— Begin GIVEN RECORDS —

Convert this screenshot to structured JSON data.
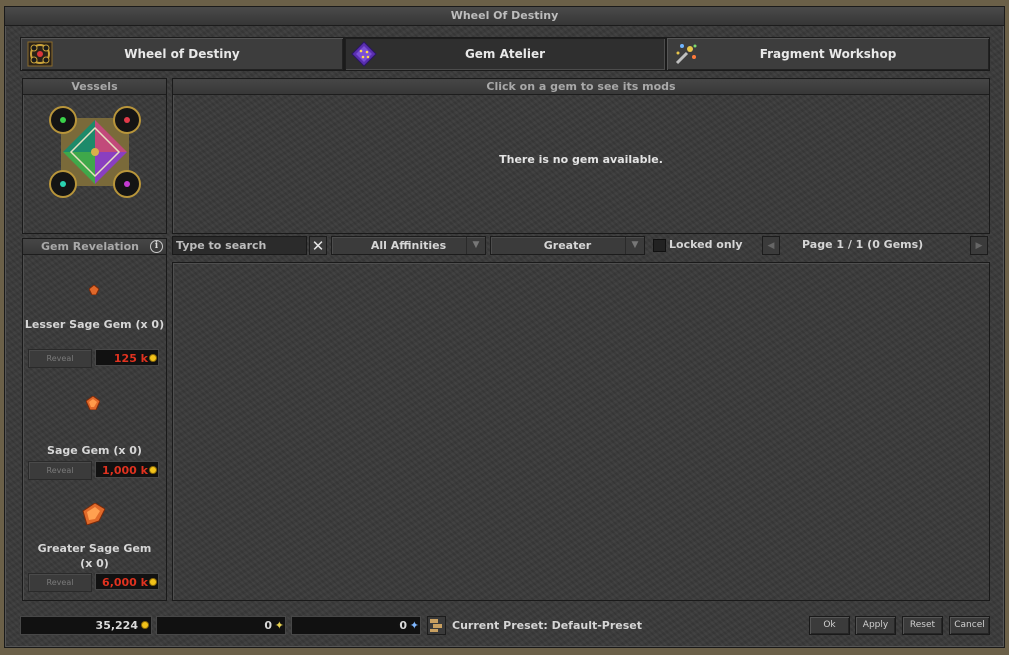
{
  "window": {
    "title": "Wheel Of Destiny"
  },
  "tabs": [
    {
      "label": "Wheel of Destiny",
      "icon": "wheel-icon"
    },
    {
      "label": "Gem Atelier",
      "icon": "gem-atelier-icon"
    },
    {
      "label": "Fragment Workshop",
      "icon": "fragment-workshop-icon"
    }
  ],
  "vessels": {
    "title": "Vessels"
  },
  "gem_mods": {
    "title": "Click on a gem to see its mods",
    "empty_text": "There is no gem available."
  },
  "revelation": {
    "title": "Gem Revelation",
    "gems": [
      {
        "name": "Lesser Sage Gem (x 0)",
        "reveal_label": "Reveal",
        "cost": "125 k"
      },
      {
        "name": "Sage Gem (x 0)",
        "reveal_label": "Reveal",
        "cost": "1,000 k"
      },
      {
        "name": "Greater Sage Gem (x 0)",
        "reveal_label": "Reveal",
        "cost": "6,000 k"
      }
    ]
  },
  "filters": {
    "search_placeholder": "Type to search",
    "affinity": "All Affinities",
    "size": "Greater",
    "locked_label": "Locked only",
    "page": "Page 1 / 1 (0 Gems)"
  },
  "footer": {
    "gold": "35,224",
    "lesser_fragments": "0",
    "greater_fragments": "0",
    "preset": "Current Preset: Default-Preset",
    "ok": "Ok",
    "apply": "Apply",
    "reset": "Reset",
    "cancel": "Cancel"
  },
  "colors": {
    "cost_text": "#e0321f",
    "gold": "#f2c21a"
  }
}
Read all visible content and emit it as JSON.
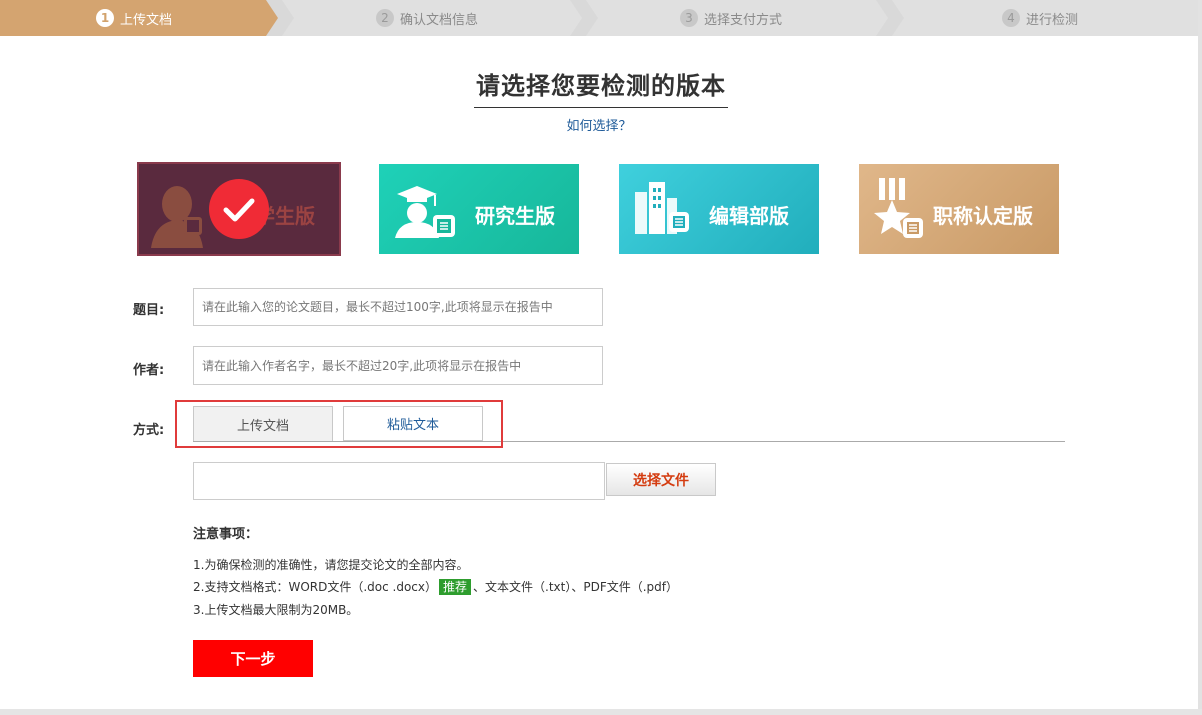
{
  "stepper": {
    "steps": [
      {
        "num": "1",
        "label": "上传文档"
      },
      {
        "num": "2",
        "label": "确认文档信息"
      },
      {
        "num": "3",
        "label": "选择支付方式"
      },
      {
        "num": "4",
        "label": "进行检测"
      }
    ],
    "active_color": "#d4a470",
    "inactive_color": "#e0e0e0"
  },
  "main": {
    "title": "请选择您要检测的版本",
    "help_link": "如何选择？"
  },
  "versions": [
    {
      "label": "学生版",
      "icon": "student-icon",
      "color": "#5a2a3e",
      "selected": true
    },
    {
      "label": "研究生版",
      "icon": "graduate-cap-icon",
      "color": "#1ec3a8"
    },
    {
      "label": "编辑部版",
      "icon": "building-icon",
      "color": "#2bbfcc"
    },
    {
      "label": "职称认定版",
      "icon": "medal-star-icon",
      "color": "#d2a675"
    }
  ],
  "form": {
    "title_label": "题目:",
    "title_placeholder": "请在此输入您的论文题目，最长不超过100字,此项将显示在报告中",
    "author_label": "作者:",
    "author_placeholder": "请在此输入作者名字，最长不超过20字,此项将显示在报告中",
    "method_label": "方式:",
    "tabs": [
      "上传文档",
      "粘贴文本"
    ],
    "file_button": "选择文件"
  },
  "notes": {
    "title": "注意事项：",
    "line1": "1.为确保检测的准确性，请您提交论文的全部内容。",
    "line2_before": "2.支持文档格式：WORD文件（.doc .docx）",
    "badge": "推荐",
    "line2_after": "、文本文件（.txt）、PDF文件（.pdf）",
    "line3": "3.上传文档最大限制为20MB。"
  },
  "actions": {
    "next": "下一步"
  },
  "colors": {
    "accent_red": "#ff0000",
    "link_blue": "#1f5b99",
    "badge_green": "#2e9d2e"
  }
}
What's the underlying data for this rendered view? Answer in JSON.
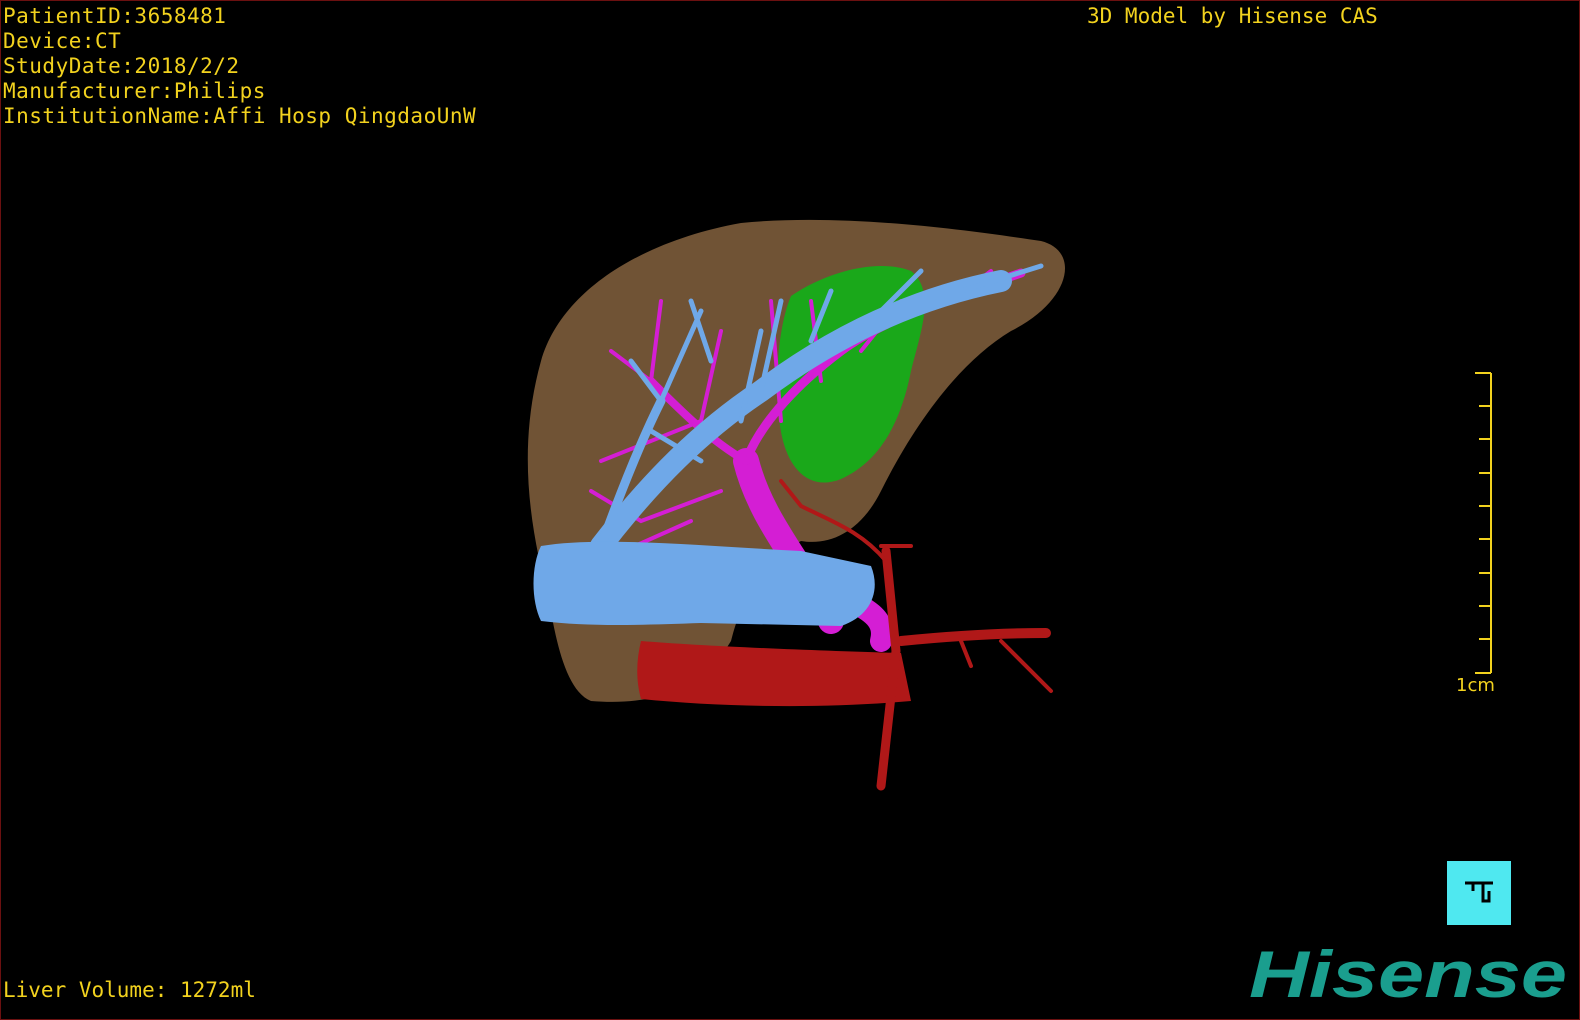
{
  "info": {
    "patient_id": "PatientID:3658481",
    "device": "Device:CT",
    "study_date": "StudyDate:2018/2/2",
    "manufacturer": "Manufacturer:Philips",
    "institution": "InstitutionName:Affi Hosp QingdaoUnW"
  },
  "credit": "3D Model by Hisense CAS",
  "liver_volume": "Liver Volume: 1272ml",
  "scale": {
    "label": "1cm"
  },
  "brand": {
    "name": "Hisense",
    "color": "#1a9e8e"
  },
  "colors": {
    "background": "#000000",
    "overlay_text": "#f2d21e",
    "liver": "#7a5a3a",
    "gallbladder": "#1aa81a",
    "hepatic_vein": "#6fa8e8",
    "portal_vein": "#d41ed4",
    "artery": "#b01818",
    "view_button": "#4fe8f0"
  },
  "view_button": {
    "icon": "view-reset-icon"
  }
}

— End GIVEN RECORDS —

» STATED GOAL:
Images do not belong in the copy; reproduce all other parts of the records above verbatim.

» REPLY TO THE EXERCISE:
Convert this screenshot to structured JSON data.
{
  "window": {
    "title": "Wheel Of Destiny"
  },
  "tabs": [
    {
      "label": "Wheel of Destiny",
      "icon": "wheel-icon"
    },
    {
      "label": "Gem Atelier",
      "icon": "gem-atelier-icon"
    },
    {
      "label": "Fragment Workshop",
      "icon": "fragment-workshop-icon"
    }
  ],
  "vessels": {
    "title": "Vessels"
  },
  "gem_mods": {
    "title": "Click on a gem to see its mods",
    "empty_text": "There is no gem available."
  },
  "revelation": {
    "title": "Gem Revelation",
    "gems": [
      {
        "name": "Lesser Sage Gem (x 0)",
        "reveal_label": "Reveal",
        "cost": "125 k"
      },
      {
        "name": "Sage Gem (x 0)",
        "reveal_label": "Reveal",
        "cost": "1,000 k"
      },
      {
        "name": "Greater Sage Gem (x 0)",
        "reveal_label": "Reveal",
        "cost": "6,000 k"
      }
    ]
  },
  "filters": {
    "search_placeholder": "Type to search",
    "affinity": "All Affinities",
    "size": "Greater",
    "locked_label": "Locked only",
    "page": "Page 1 / 1 (0 Gems)"
  },
  "footer": {
    "gold": "35,224",
    "lesser_fragments": "0",
    "greater_fragments": "0",
    "preset": "Current Preset: Default-Preset",
    "ok": "Ok",
    "apply": "Apply",
    "reset": "Reset",
    "cancel": "Cancel"
  },
  "colors": {
    "cost_text": "#e0321f",
    "gold": "#f2c21a"
  }
}
Read all visible content and emit it as JSON.
{
  "stepper": {
    "steps": [
      {
        "num": "1",
        "label": "上传文档"
      },
      {
        "num": "2",
        "label": "确认文档信息"
      },
      {
        "num": "3",
        "label": "选择支付方式"
      },
      {
        "num": "4",
        "label": "进行检测"
      }
    ],
    "active_color": "#d4a470",
    "inactive_color": "#e0e0e0"
  },
  "main": {
    "title": "请选择您要检测的版本",
    "help_link": "如何选择？"
  },
  "versions": [
    {
      "label": "学生版",
      "icon": "student-icon",
      "color": "#5a2a3e",
      "selected": true
    },
    {
      "label": "研究生版",
      "icon": "graduate-cap-icon",
      "color": "#1ec3a8"
    },
    {
      "label": "编辑部版",
      "icon": "building-icon",
      "color": "#2bbfcc"
    },
    {
      "label": "职称认定版",
      "icon": "medal-star-icon",
      "color": "#d2a675"
    }
  ],
  "form": {
    "title_label": "题目:",
    "title_placeholder": "请在此输入您的论文题目，最长不超过100字,此项将显示在报告中",
    "author_label": "作者:",
    "author_placeholder": "请在此输入作者名字，最长不超过20字,此项将显示在报告中",
    "method_label": "方式:",
    "tabs": [
      "上传文档",
      "粘贴文本"
    ],
    "file_button": "选择文件"
  },
  "notes": {
    "title": "注意事项：",
    "line1": "1.为确保检测的准确性，请您提交论文的全部内容。",
    "line2_before": "2.支持文档格式：WORD文件（.doc .docx）",
    "badge": "推荐",
    "line2_after": "、文本文件（.txt）、PDF文件（.pdf）",
    "line3": "3.上传文档最大限制为20MB。"
  },
  "actions": {
    "next": "下一步"
  },
  "colors": {
    "accent_red": "#ff0000",
    "link_blue": "#1f5b99",
    "badge_green": "#2e9d2e"
  }
}
What's the underlying data for this rendered view? Answer in JSON.
{
  "info": {
    "patient_id": "PatientID:3658481",
    "device": "Device:CT",
    "study_date": "StudyDate:2018/2/2",
    "manufacturer": "Manufacturer:Philips",
    "institution": "InstitutionName:Affi Hosp QingdaoUnW"
  },
  "credit": "3D Model by Hisense CAS",
  "liver_volume": "Liver Volume: 1272ml",
  "scale": {
    "label": "1cm"
  },
  "brand": {
    "name": "Hisense",
    "color": "#1a9e8e"
  },
  "colors": {
    "background": "#000000",
    "overlay_text": "#f2d21e",
    "liver": "#7a5a3a",
    "gallbladder": "#1aa81a",
    "hepatic_vein": "#6fa8e8",
    "portal_vein": "#d41ed4",
    "artery": "#b01818",
    "view_button": "#4fe8f0"
  },
  "view_button": {
    "icon": "view-reset-icon"
  }
}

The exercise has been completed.